Records about charts and figures

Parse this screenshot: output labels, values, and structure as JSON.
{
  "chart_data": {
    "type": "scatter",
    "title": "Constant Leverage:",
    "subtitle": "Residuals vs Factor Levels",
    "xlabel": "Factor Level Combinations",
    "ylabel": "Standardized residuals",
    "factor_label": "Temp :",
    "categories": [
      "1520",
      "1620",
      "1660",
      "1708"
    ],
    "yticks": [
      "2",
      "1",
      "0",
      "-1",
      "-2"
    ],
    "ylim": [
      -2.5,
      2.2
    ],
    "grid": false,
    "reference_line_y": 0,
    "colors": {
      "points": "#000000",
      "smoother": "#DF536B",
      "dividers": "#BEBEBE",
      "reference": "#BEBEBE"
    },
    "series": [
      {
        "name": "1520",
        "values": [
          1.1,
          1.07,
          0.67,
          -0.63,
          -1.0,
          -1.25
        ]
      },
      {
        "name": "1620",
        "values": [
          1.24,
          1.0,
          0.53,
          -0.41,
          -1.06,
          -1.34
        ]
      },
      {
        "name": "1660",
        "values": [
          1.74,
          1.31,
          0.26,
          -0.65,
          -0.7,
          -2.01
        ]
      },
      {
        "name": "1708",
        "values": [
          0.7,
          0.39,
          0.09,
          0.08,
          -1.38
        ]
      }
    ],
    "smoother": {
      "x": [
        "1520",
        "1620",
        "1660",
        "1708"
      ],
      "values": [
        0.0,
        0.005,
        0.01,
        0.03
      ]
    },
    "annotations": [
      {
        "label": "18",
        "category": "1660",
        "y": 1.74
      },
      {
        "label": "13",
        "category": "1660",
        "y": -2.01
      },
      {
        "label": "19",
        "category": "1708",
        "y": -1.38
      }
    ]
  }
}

Written problem ▸ Repeat the listing above without any change.

Answer for this exercise ▸
Parse this screenshot: output labels, values, and structure as JSON.
{
  "chart_data": {
    "type": "scatter",
    "title": "Constant Leverage:",
    "subtitle": "Residuals vs Factor Levels",
    "xlabel": "Factor Level Combinations",
    "ylabel": "Standardized residuals",
    "factor_label": "Temp :",
    "categories": [
      "1520",
      "1620",
      "1660",
      "1708"
    ],
    "yticks": [
      "2",
      "1",
      "0",
      "-1",
      "-2"
    ],
    "ylim": [
      -2.5,
      2.2
    ],
    "grid": false,
    "reference_line_y": 0,
    "colors": {
      "points": "#000000",
      "smoother": "#DF536B",
      "dividers": "#BEBEBE",
      "reference": "#BEBEBE"
    },
    "series": [
      {
        "name": "1520",
        "values": [
          1.1,
          1.07,
          0.67,
          -0.63,
          -1.0,
          -1.25
        ]
      },
      {
        "name": "1620",
        "values": [
          1.24,
          1.0,
          0.53,
          -0.41,
          -1.06,
          -1.34
        ]
      },
      {
        "name": "1660",
        "values": [
          1.74,
          1.31,
          0.26,
          -0.65,
          -0.7,
          -2.01
        ]
      },
      {
        "name": "1708",
        "values": [
          0.7,
          0.39,
          0.09,
          0.08,
          -1.38
        ]
      }
    ],
    "smoother": {
      "x": [
        "1520",
        "1620",
        "1660",
        "1708"
      ],
      "values": [
        0.0,
        0.005,
        0.01,
        0.03
      ]
    },
    "annotations": [
      {
        "label": "18",
        "category": "1660",
        "y": 1.74
      },
      {
        "label": "13",
        "category": "1660",
        "y": -2.01
      },
      {
        "label": "19",
        "category": "1708",
        "y": -1.38
      }
    ]
  }
}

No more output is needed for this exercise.